╭─ INPUT

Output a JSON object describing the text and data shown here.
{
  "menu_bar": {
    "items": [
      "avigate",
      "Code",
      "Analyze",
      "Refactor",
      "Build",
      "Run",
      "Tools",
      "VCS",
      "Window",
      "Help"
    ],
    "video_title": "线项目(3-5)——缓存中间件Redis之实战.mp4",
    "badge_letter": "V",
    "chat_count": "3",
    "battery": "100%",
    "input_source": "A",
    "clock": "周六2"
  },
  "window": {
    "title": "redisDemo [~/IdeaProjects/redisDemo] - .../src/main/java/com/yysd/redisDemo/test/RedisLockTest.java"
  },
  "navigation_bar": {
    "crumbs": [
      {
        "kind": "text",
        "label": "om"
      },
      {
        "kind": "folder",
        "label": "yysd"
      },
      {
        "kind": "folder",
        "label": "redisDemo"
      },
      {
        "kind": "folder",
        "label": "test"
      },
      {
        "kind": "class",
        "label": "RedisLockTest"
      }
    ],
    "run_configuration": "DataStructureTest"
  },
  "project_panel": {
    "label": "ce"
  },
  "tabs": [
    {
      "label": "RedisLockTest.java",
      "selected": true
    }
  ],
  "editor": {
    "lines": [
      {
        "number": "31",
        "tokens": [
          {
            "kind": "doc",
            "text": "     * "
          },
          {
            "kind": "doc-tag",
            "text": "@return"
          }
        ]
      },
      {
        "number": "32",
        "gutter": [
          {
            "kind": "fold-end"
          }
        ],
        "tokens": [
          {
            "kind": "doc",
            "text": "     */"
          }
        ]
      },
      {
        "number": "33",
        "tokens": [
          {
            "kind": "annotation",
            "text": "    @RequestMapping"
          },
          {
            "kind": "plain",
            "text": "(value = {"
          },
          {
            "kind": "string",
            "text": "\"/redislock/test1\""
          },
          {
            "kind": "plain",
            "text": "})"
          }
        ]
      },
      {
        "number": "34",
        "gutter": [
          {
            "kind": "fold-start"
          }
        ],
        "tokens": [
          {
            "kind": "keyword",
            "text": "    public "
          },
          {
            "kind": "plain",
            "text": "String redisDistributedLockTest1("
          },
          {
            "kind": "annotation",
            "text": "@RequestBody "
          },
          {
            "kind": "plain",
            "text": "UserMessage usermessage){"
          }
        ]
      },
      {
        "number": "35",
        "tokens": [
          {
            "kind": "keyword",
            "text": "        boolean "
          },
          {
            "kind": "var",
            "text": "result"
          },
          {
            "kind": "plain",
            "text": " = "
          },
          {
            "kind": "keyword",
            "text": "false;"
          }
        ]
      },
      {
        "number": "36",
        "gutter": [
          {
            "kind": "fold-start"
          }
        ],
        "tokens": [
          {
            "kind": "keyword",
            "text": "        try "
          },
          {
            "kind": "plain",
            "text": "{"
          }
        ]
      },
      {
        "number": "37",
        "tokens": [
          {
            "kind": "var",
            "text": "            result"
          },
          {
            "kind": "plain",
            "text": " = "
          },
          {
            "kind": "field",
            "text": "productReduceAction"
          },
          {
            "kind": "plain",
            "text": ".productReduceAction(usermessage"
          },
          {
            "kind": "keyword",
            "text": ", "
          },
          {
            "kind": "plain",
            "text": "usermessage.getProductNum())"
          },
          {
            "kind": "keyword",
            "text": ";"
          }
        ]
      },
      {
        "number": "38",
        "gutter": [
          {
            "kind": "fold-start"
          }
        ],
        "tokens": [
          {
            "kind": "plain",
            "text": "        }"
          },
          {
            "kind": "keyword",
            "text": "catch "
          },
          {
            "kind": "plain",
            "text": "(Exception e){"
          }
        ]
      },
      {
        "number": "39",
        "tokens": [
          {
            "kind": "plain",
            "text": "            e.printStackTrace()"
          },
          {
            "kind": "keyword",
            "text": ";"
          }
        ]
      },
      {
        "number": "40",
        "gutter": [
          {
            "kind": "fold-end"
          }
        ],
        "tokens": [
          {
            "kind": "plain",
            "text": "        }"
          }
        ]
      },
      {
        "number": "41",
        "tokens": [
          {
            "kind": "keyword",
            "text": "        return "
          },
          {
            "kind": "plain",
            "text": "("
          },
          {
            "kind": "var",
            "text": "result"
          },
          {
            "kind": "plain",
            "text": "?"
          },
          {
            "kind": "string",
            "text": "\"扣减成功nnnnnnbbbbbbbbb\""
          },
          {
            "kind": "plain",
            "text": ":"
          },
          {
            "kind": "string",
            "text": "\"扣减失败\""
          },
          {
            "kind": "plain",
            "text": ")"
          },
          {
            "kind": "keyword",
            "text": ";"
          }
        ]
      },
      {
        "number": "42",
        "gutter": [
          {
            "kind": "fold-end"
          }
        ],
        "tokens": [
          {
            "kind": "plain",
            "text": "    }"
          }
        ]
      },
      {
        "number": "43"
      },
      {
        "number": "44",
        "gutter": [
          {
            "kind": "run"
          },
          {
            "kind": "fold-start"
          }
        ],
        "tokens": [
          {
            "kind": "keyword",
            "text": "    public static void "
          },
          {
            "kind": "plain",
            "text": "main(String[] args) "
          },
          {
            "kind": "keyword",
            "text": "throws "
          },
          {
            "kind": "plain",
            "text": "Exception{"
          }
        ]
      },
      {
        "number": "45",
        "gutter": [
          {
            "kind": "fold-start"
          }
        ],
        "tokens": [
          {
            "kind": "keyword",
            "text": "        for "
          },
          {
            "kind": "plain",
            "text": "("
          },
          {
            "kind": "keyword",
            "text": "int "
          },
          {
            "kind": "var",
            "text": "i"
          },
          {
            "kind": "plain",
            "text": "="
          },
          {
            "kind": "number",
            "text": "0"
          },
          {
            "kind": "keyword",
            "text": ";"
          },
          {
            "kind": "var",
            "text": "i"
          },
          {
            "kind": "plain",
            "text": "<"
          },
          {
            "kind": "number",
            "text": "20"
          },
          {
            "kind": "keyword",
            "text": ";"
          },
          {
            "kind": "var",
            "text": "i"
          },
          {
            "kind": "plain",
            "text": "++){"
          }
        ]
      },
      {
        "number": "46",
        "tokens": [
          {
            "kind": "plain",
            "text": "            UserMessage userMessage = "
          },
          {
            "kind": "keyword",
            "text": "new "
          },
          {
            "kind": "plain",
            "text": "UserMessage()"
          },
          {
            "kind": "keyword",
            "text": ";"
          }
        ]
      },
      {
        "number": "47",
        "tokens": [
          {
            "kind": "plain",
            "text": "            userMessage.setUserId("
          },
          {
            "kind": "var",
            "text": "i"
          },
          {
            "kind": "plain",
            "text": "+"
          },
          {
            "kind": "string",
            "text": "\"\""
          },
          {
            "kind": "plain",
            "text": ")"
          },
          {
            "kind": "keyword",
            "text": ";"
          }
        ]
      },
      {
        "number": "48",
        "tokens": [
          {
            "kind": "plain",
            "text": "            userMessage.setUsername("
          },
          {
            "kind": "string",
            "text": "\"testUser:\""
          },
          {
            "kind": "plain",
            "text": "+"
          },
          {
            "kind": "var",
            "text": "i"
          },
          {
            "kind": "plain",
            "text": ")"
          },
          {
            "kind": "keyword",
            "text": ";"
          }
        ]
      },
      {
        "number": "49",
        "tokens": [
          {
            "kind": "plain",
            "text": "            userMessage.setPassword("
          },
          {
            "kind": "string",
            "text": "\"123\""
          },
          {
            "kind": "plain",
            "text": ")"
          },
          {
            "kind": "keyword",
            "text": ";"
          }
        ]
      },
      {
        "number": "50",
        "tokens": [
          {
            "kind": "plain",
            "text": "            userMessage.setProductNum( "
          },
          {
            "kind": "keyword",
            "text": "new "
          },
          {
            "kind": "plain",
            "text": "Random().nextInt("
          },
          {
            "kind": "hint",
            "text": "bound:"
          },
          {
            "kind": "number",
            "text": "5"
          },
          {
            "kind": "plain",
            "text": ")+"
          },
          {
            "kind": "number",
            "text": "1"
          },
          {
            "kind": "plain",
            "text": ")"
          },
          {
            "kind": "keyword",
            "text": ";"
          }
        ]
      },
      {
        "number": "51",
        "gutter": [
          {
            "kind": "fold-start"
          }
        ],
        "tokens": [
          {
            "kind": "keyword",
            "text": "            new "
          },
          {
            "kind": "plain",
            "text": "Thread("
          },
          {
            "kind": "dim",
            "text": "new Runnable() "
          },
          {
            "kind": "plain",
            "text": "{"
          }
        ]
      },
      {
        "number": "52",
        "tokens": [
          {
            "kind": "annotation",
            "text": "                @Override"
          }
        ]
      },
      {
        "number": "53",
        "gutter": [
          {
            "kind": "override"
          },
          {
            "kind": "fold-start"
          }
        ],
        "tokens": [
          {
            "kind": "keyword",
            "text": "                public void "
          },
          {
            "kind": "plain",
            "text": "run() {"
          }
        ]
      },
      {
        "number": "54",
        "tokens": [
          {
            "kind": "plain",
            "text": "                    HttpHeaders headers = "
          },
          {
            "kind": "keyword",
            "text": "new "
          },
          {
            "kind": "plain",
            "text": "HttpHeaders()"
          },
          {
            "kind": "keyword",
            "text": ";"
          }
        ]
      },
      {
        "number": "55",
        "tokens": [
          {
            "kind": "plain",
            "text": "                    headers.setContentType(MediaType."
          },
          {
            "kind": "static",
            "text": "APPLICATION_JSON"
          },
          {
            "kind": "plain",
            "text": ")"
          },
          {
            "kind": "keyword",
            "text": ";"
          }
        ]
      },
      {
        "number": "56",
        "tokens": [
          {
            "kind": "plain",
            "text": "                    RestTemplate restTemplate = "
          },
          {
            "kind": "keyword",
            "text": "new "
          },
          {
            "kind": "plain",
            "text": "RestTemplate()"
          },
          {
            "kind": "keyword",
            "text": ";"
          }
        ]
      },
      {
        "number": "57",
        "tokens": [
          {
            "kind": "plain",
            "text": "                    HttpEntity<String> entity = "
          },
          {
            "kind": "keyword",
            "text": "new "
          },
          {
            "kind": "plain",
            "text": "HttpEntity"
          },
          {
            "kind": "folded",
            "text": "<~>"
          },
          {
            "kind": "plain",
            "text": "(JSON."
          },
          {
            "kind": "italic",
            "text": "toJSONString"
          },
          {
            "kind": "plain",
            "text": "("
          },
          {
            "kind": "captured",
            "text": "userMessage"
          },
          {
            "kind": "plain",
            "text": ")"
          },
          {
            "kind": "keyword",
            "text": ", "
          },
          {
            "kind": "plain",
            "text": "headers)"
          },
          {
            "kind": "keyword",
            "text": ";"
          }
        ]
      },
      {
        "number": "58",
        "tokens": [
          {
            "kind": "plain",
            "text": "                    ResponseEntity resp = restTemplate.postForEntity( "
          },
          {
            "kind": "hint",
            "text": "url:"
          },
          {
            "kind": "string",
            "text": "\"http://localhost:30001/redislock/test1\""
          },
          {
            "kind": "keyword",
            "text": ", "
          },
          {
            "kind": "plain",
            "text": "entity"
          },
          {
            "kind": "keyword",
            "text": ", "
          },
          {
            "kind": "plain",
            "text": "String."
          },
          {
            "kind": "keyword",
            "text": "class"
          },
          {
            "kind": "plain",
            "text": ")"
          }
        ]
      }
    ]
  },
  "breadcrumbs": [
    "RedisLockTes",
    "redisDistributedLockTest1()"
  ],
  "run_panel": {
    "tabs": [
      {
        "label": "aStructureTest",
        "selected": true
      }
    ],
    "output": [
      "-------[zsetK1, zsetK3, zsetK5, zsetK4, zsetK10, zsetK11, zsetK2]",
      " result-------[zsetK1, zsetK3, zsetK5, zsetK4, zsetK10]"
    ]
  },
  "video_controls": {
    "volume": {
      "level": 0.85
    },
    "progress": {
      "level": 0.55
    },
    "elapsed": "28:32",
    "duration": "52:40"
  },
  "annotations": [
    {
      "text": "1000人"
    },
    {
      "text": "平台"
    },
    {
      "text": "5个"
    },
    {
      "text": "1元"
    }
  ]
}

╰─

Find "HttpHeaders". Copy every line it occurs in.

**SOLUTION BELOW**.
            "text": "                    HttpHeaders headers = "
            "text": "HttpHeaders()"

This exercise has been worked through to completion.